▶ **The exercise**:
Give only the number of lines below that contain the word "this".

(Entries with figure data)
※
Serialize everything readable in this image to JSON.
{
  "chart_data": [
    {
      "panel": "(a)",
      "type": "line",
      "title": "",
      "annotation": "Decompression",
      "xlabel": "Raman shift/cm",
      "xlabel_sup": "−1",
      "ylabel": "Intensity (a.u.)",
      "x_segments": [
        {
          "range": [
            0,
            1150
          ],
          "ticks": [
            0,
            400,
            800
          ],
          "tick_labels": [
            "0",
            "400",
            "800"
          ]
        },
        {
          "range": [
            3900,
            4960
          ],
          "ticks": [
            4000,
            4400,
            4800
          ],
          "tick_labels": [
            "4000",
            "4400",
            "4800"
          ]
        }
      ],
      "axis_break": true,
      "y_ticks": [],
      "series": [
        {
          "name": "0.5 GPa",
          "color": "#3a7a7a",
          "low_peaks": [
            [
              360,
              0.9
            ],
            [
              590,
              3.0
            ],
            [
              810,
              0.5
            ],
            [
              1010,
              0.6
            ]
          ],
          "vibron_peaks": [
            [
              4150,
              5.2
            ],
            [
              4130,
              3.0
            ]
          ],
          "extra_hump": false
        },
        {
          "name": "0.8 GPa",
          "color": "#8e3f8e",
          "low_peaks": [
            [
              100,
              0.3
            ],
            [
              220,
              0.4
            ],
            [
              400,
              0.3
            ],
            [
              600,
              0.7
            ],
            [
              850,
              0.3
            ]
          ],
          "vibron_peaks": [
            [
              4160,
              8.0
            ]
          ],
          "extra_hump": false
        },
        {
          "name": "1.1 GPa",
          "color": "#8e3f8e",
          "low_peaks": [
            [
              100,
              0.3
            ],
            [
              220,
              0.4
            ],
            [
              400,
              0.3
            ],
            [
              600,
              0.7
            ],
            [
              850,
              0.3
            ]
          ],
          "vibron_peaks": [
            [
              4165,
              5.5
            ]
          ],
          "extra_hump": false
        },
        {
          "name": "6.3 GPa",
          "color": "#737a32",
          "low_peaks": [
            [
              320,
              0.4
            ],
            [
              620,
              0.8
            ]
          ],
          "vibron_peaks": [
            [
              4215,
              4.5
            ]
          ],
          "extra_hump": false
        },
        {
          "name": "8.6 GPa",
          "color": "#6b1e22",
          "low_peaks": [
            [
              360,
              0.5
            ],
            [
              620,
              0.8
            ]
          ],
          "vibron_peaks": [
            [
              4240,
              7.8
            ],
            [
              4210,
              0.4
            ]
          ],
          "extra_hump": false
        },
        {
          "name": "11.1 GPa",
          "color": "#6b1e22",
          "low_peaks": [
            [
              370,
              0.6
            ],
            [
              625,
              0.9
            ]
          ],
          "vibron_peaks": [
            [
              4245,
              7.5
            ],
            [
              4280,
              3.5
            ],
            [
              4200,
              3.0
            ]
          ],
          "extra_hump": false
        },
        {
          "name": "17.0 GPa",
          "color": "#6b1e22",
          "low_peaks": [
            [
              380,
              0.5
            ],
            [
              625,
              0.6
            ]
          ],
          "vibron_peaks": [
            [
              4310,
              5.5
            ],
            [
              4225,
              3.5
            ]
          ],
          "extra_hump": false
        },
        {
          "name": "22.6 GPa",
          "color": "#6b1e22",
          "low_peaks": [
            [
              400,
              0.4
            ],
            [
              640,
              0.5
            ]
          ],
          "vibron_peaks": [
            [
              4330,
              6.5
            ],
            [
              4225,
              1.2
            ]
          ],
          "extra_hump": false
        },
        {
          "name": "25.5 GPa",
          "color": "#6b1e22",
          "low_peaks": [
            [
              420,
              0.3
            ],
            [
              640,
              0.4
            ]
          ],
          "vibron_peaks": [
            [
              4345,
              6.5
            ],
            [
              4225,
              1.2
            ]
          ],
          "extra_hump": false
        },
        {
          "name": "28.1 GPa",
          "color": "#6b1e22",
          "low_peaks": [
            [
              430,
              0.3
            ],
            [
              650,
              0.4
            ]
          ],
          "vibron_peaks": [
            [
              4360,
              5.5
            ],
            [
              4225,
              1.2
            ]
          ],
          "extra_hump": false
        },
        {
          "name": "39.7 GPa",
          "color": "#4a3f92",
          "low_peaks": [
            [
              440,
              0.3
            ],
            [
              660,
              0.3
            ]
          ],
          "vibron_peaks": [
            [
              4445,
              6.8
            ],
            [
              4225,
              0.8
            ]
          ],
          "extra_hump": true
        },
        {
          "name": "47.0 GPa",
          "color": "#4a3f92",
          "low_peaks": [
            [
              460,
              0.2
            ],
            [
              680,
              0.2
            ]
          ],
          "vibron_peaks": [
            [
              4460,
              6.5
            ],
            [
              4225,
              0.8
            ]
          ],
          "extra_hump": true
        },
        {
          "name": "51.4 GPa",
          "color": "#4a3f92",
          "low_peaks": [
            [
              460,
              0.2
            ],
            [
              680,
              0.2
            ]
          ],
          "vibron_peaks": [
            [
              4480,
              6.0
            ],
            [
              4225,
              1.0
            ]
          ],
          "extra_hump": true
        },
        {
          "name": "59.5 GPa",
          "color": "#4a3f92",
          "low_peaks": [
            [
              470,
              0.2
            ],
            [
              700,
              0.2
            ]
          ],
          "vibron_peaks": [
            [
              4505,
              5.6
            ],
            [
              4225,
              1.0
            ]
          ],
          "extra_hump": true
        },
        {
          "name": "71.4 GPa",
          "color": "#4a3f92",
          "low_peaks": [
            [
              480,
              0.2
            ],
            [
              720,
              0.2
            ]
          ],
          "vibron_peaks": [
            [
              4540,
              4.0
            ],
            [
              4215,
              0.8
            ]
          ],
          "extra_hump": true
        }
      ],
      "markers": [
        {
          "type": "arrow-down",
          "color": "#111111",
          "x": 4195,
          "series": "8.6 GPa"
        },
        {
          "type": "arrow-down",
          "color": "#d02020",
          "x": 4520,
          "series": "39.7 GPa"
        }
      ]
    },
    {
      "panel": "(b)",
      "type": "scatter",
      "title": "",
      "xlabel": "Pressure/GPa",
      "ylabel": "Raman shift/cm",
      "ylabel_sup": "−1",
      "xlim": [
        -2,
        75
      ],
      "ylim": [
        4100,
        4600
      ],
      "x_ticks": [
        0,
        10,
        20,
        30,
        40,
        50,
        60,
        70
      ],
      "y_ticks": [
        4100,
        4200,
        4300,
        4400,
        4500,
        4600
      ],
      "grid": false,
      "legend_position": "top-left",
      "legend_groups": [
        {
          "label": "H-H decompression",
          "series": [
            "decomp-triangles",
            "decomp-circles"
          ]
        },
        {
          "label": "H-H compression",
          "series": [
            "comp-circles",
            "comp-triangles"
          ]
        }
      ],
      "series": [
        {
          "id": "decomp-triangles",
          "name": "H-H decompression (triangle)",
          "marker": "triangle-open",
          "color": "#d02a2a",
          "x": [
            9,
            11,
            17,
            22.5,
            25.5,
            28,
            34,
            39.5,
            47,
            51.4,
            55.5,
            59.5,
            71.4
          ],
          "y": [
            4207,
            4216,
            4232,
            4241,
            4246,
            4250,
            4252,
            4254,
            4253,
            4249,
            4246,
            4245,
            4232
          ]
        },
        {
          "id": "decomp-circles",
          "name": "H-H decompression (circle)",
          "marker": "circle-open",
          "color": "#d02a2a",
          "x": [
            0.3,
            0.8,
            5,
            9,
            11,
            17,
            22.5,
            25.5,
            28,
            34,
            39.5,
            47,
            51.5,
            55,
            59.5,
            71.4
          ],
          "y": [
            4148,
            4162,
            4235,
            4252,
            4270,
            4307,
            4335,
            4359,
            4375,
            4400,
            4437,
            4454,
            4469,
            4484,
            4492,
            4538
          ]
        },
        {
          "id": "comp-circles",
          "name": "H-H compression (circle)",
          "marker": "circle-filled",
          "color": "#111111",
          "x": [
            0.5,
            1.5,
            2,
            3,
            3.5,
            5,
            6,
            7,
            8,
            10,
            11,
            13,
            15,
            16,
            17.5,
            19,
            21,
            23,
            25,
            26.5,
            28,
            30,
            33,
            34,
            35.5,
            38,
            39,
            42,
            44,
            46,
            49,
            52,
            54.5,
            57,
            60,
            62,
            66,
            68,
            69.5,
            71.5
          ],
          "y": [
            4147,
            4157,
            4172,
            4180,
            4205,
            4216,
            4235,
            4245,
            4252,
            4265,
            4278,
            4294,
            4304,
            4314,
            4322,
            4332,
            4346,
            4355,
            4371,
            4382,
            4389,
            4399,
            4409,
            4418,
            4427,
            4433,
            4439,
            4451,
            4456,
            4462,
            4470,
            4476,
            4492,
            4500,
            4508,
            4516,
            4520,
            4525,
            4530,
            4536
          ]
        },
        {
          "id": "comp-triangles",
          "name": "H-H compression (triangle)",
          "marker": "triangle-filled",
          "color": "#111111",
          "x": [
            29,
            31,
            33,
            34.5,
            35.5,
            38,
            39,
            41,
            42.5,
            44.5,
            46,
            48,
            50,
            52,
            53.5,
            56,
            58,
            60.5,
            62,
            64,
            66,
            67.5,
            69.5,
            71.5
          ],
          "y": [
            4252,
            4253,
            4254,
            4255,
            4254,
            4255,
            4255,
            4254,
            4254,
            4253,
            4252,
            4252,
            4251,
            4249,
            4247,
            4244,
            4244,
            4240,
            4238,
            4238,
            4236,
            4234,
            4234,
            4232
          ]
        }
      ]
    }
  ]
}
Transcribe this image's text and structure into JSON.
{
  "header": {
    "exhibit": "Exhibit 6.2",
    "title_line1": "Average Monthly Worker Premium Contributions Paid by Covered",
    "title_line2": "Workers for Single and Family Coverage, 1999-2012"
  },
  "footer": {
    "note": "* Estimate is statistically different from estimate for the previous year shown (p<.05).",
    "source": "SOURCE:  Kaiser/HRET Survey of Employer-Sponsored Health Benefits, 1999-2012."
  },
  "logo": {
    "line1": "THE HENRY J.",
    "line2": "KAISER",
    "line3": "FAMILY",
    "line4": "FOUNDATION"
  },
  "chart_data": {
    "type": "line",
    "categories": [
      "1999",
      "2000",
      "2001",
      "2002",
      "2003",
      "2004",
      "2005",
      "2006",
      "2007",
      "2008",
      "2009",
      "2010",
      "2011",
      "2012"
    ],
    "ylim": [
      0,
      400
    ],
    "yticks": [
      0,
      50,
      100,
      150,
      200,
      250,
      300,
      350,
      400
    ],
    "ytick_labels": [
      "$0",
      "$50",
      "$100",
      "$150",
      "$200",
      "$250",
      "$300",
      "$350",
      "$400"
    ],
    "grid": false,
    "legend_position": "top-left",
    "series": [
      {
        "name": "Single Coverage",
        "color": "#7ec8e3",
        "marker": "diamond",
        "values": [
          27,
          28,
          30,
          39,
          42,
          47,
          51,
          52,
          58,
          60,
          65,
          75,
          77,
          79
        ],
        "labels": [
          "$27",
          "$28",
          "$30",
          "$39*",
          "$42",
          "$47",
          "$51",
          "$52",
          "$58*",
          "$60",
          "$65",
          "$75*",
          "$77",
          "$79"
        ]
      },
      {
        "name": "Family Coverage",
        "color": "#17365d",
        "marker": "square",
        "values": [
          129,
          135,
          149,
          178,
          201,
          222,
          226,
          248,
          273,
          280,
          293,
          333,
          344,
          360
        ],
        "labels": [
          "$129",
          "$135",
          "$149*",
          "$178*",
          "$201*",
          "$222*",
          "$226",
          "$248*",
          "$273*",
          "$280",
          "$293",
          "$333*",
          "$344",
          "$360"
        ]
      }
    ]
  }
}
※
▶ **Reply**:
2